= Task requirements =
Output all records precisely as written.

= Records for the exercise =
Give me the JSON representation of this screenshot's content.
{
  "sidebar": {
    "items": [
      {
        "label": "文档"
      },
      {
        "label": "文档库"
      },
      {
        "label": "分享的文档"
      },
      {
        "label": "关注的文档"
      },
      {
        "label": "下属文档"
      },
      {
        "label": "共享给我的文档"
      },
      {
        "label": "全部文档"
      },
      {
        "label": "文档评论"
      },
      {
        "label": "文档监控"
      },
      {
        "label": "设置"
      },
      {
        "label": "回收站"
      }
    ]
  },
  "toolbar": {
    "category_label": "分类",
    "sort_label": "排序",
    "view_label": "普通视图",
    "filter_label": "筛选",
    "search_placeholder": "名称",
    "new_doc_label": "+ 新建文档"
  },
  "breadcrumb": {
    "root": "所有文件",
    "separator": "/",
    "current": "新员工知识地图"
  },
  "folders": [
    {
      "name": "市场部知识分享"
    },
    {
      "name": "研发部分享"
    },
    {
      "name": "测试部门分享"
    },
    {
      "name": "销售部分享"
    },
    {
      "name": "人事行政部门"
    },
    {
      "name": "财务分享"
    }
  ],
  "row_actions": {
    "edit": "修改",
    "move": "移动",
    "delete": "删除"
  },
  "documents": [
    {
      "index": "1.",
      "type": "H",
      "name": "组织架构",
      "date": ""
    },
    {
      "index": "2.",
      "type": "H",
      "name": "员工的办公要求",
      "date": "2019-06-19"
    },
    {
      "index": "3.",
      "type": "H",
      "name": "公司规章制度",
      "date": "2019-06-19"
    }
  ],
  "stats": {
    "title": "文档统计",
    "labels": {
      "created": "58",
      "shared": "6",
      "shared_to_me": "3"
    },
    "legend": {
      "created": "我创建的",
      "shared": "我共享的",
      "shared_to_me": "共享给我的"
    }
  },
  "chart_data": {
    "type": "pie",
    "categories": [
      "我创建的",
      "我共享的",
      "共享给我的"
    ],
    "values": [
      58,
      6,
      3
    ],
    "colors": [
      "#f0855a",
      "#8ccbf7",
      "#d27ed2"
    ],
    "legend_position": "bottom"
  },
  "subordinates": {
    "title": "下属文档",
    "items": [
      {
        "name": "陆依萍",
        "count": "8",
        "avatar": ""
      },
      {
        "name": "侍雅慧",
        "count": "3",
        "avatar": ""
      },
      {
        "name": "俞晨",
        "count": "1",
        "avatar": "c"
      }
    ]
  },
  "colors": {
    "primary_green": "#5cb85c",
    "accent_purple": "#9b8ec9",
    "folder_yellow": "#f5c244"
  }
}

= The output =
Give me the JSON representation of this screenshot's content.
{
  "sidebar": {
    "items": [
      {
        "label": "文档"
      },
      {
        "label": "文档库"
      },
      {
        "label": "分享的文档"
      },
      {
        "label": "关注的文档"
      },
      {
        "label": "下属文档"
      },
      {
        "label": "共享给我的文档"
      },
      {
        "label": "全部文档"
      },
      {
        "label": "文档评论"
      },
      {
        "label": "文档监控"
      },
      {
        "label": "设置"
      },
      {
        "label": "回收站"
      }
    ]
  },
  "toolbar": {
    "category_label": "分类",
    "sort_label": "排序",
    "view_label": "普通视图",
    "filter_label": "筛选",
    "search_placeholder": "名称",
    "new_doc_label": "+ 新建文档"
  },
  "breadcrumb": {
    "root": "所有文件",
    "separator": "/",
    "current": "新员工知识地图"
  },
  "folders": [
    {
      "name": "市场部知识分享"
    },
    {
      "name": "研发部分享"
    },
    {
      "name": "测试部门分享"
    },
    {
      "name": "销售部分享"
    },
    {
      "name": "人事行政部门"
    },
    {
      "name": "财务分享"
    }
  ],
  "row_actions": {
    "edit": "修改",
    "move": "移动",
    "delete": "删除"
  },
  "documents": [
    {
      "index": "1.",
      "type": "H",
      "name": "组织架构",
      "date": ""
    },
    {
      "index": "2.",
      "type": "H",
      "name": "员工的办公要求",
      "date": "2019-06-19"
    },
    {
      "index": "3.",
      "type": "H",
      "name": "公司规章制度",
      "date": "2019-06-19"
    }
  ],
  "stats": {
    "title": "文档统计",
    "labels": {
      "created": "58",
      "shared": "6",
      "shared_to_me": "3"
    },
    "legend": {
      "created": "我创建的",
      "shared": "我共享的",
      "shared_to_me": "共享给我的"
    }
  },
  "chart_data": {
    "type": "pie",
    "categories": [
      "我创建的",
      "我共享的",
      "共享给我的"
    ],
    "values": [
      58,
      6,
      3
    ],
    "colors": [
      "#f0855a",
      "#8ccbf7",
      "#d27ed2"
    ],
    "legend_position": "bottom"
  },
  "subordinates": {
    "title": "下属文档",
    "items": [
      {
        "name": "陆依萍",
        "count": "8",
        "avatar": ""
      },
      {
        "name": "侍雅慧",
        "count": "3",
        "avatar": ""
      },
      {
        "name": "俞晨",
        "count": "1",
        "avatar": "c"
      }
    ]
  },
  "colors": {
    "primary_green": "#5cb85c",
    "accent_purple": "#9b8ec9",
    "folder_yellow": "#f5c244"
  }
}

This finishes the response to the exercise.